Take the entries below and reproduce them word for word.
_ _ _
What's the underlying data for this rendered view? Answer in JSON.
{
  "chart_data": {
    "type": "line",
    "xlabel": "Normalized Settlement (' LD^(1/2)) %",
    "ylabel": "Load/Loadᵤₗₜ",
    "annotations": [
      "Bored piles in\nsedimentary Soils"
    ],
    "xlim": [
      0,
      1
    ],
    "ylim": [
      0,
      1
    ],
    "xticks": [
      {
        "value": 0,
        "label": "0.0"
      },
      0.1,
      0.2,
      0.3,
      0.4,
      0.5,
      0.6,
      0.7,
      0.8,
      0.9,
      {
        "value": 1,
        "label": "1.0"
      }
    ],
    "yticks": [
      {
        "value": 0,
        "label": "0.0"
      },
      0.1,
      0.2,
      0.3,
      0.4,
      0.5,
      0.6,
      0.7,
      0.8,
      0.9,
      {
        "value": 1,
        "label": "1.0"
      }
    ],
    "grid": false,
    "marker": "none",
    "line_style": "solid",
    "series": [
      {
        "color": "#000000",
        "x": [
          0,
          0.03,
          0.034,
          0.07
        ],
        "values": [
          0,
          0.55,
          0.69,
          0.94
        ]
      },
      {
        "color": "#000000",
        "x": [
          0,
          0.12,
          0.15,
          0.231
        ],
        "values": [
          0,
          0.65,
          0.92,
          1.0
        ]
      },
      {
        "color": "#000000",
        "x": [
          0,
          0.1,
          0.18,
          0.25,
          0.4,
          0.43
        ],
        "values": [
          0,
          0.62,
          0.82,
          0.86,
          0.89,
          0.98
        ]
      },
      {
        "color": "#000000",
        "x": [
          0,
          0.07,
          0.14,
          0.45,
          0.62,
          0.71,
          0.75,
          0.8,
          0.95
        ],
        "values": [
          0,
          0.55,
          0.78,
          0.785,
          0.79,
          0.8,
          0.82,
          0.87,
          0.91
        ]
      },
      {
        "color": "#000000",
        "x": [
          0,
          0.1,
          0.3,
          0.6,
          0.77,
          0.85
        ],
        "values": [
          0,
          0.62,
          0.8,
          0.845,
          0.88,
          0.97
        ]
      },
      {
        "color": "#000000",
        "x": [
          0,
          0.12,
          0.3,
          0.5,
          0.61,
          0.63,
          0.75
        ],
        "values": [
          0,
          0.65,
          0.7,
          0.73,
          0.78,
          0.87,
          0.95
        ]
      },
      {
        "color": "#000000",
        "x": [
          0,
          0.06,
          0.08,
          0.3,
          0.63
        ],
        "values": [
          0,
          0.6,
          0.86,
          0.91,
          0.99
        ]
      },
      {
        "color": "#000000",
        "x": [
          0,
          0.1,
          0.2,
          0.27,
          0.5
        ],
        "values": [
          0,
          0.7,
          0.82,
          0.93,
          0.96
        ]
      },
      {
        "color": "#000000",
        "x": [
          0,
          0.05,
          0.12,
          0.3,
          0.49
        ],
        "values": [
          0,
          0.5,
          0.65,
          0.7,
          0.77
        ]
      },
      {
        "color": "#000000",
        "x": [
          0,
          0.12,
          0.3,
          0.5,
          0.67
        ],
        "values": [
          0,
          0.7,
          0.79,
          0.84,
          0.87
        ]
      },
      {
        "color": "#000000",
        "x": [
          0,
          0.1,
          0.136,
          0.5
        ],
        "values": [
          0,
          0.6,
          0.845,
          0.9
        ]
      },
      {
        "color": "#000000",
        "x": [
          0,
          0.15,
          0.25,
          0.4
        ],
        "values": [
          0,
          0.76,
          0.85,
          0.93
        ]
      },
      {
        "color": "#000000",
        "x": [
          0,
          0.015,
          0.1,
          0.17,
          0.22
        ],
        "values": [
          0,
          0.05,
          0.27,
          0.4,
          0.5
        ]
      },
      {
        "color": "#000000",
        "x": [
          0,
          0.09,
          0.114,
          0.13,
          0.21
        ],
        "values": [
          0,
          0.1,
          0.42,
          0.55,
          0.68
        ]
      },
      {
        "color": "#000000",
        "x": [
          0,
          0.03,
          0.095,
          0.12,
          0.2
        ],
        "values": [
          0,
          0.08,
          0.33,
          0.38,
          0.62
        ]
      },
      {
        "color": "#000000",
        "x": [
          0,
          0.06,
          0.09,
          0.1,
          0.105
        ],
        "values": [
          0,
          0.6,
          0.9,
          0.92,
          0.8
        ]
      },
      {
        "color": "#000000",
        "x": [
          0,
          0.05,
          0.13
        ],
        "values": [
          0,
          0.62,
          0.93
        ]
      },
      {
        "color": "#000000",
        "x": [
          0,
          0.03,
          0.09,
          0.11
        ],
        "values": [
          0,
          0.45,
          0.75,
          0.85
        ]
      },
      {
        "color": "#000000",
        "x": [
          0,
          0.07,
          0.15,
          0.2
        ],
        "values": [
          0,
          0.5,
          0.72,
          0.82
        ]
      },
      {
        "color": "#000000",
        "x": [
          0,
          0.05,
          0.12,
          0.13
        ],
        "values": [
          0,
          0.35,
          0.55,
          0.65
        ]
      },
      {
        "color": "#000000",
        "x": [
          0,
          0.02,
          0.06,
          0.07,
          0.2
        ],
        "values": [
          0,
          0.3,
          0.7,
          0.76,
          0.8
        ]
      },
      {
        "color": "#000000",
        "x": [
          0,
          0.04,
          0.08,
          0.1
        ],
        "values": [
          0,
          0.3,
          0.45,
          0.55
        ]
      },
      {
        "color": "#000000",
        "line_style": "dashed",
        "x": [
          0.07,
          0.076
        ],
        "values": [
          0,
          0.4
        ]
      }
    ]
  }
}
_ _ _
Solution for this task:
What's the underlying data for this rendered view? Answer in JSON.
{
  "chart_data": {
    "type": "line",
    "xlabel": "Normalized Settlement (' LD^(1/2)) %",
    "ylabel": "Load/Loadᵤₗₜ",
    "annotations": [
      "Bored piles in\nsedimentary Soils"
    ],
    "xlim": [
      0,
      1
    ],
    "ylim": [
      0,
      1
    ],
    "xticks": [
      {
        "value": 0,
        "label": "0.0"
      },
      0.1,
      0.2,
      0.3,
      0.4,
      0.5,
      0.6,
      0.7,
      0.8,
      0.9,
      {
        "value": 1,
        "label": "1.0"
      }
    ],
    "yticks": [
      {
        "value": 0,
        "label": "0.0"
      },
      0.1,
      0.2,
      0.3,
      0.4,
      0.5,
      0.6,
      0.7,
      0.8,
      0.9,
      {
        "value": 1,
        "label": "1.0"
      }
    ],
    "grid": false,
    "marker": "none",
    "line_style": "solid",
    "series": [
      {
        "color": "#000000",
        "x": [
          0,
          0.03,
          0.034,
          0.07
        ],
        "values": [
          0,
          0.55,
          0.69,
          0.94
        ]
      },
      {
        "color": "#000000",
        "x": [
          0,
          0.12,
          0.15,
          0.231
        ],
        "values": [
          0,
          0.65,
          0.92,
          1.0
        ]
      },
      {
        "color": "#000000",
        "x": [
          0,
          0.1,
          0.18,
          0.25,
          0.4,
          0.43
        ],
        "values": [
          0,
          0.62,
          0.82,
          0.86,
          0.89,
          0.98
        ]
      },
      {
        "color": "#000000",
        "x": [
          0,
          0.07,
          0.14,
          0.45,
          0.62,
          0.71,
          0.75,
          0.8,
          0.95
        ],
        "values": [
          0,
          0.55,
          0.78,
          0.785,
          0.79,
          0.8,
          0.82,
          0.87,
          0.91
        ]
      },
      {
        "color": "#000000",
        "x": [
          0,
          0.1,
          0.3,
          0.6,
          0.77,
          0.85
        ],
        "values": [
          0,
          0.62,
          0.8,
          0.845,
          0.88,
          0.97
        ]
      },
      {
        "color": "#000000",
        "x": [
          0,
          0.12,
          0.3,
          0.5,
          0.61,
          0.63,
          0.75
        ],
        "values": [
          0,
          0.65,
          0.7,
          0.73,
          0.78,
          0.87,
          0.95
        ]
      },
      {
        "color": "#000000",
        "x": [
          0,
          0.06,
          0.08,
          0.3,
          0.63
        ],
        "values": [
          0,
          0.6,
          0.86,
          0.91,
          0.99
        ]
      },
      {
        "color": "#000000",
        "x": [
          0,
          0.1,
          0.2,
          0.27,
          0.5
        ],
        "values": [
          0,
          0.7,
          0.82,
          0.93,
          0.96
        ]
      },
      {
        "color": "#000000",
        "x": [
          0,
          0.05,
          0.12,
          0.3,
          0.49
        ],
        "values": [
          0,
          0.5,
          0.65,
          0.7,
          0.77
        ]
      },
      {
        "color": "#000000",
        "x": [
          0,
          0.12,
          0.3,
          0.5,
          0.67
        ],
        "values": [
          0,
          0.7,
          0.79,
          0.84,
          0.87
        ]
      },
      {
        "color": "#000000",
        "x": [
          0,
          0.1,
          0.136,
          0.5
        ],
        "values": [
          0,
          0.6,
          0.845,
          0.9
        ]
      },
      {
        "color": "#000000",
        "x": [
          0,
          0.15,
          0.25,
          0.4
        ],
        "values": [
          0,
          0.76,
          0.85,
          0.93
        ]
      },
      {
        "color": "#000000",
        "x": [
          0,
          0.015,
          0.1,
          0.17,
          0.22
        ],
        "values": [
          0,
          0.05,
          0.27,
          0.4,
          0.5
        ]
      },
      {
        "color": "#000000",
        "x": [
          0,
          0.09,
          0.114,
          0.13,
          0.21
        ],
        "values": [
          0,
          0.1,
          0.42,
          0.55,
          0.68
        ]
      },
      {
        "color": "#000000",
        "x": [
          0,
          0.03,
          0.095,
          0.12,
          0.2
        ],
        "values": [
          0,
          0.08,
          0.33,
          0.38,
          0.62
        ]
      },
      {
        "color": "#000000",
        "x": [
          0,
          0.06,
          0.09,
          0.1,
          0.105
        ],
        "values": [
          0,
          0.6,
          0.9,
          0.92,
          0.8
        ]
      },
      {
        "color": "#000000",
        "x": [
          0,
          0.05,
          0.13
        ],
        "values": [
          0,
          0.62,
          0.93
        ]
      },
      {
        "color": "#000000",
        "x": [
          0,
          0.03,
          0.09,
          0.11
        ],
        "values": [
          0,
          0.45,
          0.75,
          0.85
        ]
      },
      {
        "color": "#000000",
        "x": [
          0,
          0.07,
          0.15,
          0.2
        ],
        "values": [
          0,
          0.5,
          0.72,
          0.82
        ]
      },
      {
        "color": "#000000",
        "x": [
          0,
          0.05,
          0.12,
          0.13
        ],
        "values": [
          0,
          0.35,
          0.55,
          0.65
        ]
      },
      {
        "color": "#000000",
        "x": [
          0,
          0.02,
          0.06,
          0.07,
          0.2
        ],
        "values": [
          0,
          0.3,
          0.7,
          0.76,
          0.8
        ]
      },
      {
        "color": "#000000",
        "x": [
          0,
          0.04,
          0.08,
          0.1
        ],
        "values": [
          0,
          0.3,
          0.45,
          0.55
        ]
      },
      {
        "color": "#000000",
        "line_style": "dashed",
        "x": [
          0.07,
          0.076
        ],
        "values": [
          0,
          0.4
        ]
      }
    ]
  }
}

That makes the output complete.